# Given records
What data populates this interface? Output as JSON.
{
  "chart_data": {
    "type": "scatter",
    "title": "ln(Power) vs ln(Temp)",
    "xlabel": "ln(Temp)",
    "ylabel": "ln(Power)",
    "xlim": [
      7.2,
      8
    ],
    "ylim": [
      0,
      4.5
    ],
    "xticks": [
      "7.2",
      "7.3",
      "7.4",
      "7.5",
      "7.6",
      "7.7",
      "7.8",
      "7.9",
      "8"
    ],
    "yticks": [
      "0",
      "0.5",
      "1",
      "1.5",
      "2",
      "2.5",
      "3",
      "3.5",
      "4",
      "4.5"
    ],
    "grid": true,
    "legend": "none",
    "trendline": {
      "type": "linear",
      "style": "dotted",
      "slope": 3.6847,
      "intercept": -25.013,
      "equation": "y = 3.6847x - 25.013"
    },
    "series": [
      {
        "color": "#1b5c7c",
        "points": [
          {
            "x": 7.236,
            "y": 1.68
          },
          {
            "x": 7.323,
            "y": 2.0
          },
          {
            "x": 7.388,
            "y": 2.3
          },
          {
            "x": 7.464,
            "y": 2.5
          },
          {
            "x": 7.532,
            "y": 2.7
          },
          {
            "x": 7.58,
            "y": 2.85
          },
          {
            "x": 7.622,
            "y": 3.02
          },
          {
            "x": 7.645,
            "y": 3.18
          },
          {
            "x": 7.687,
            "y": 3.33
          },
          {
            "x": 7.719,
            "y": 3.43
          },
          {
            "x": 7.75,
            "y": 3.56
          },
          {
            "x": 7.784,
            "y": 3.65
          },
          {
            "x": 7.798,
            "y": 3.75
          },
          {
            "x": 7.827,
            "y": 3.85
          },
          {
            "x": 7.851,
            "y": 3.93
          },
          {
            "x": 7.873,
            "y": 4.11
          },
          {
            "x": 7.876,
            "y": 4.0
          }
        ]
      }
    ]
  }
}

# Task details
Collect every line with the string "Temp" from the records, and copy each.

# Solution for this problem
    "title": "ln(Power) vs ln(Temp)",
    "xlabel": "ln(Temp)",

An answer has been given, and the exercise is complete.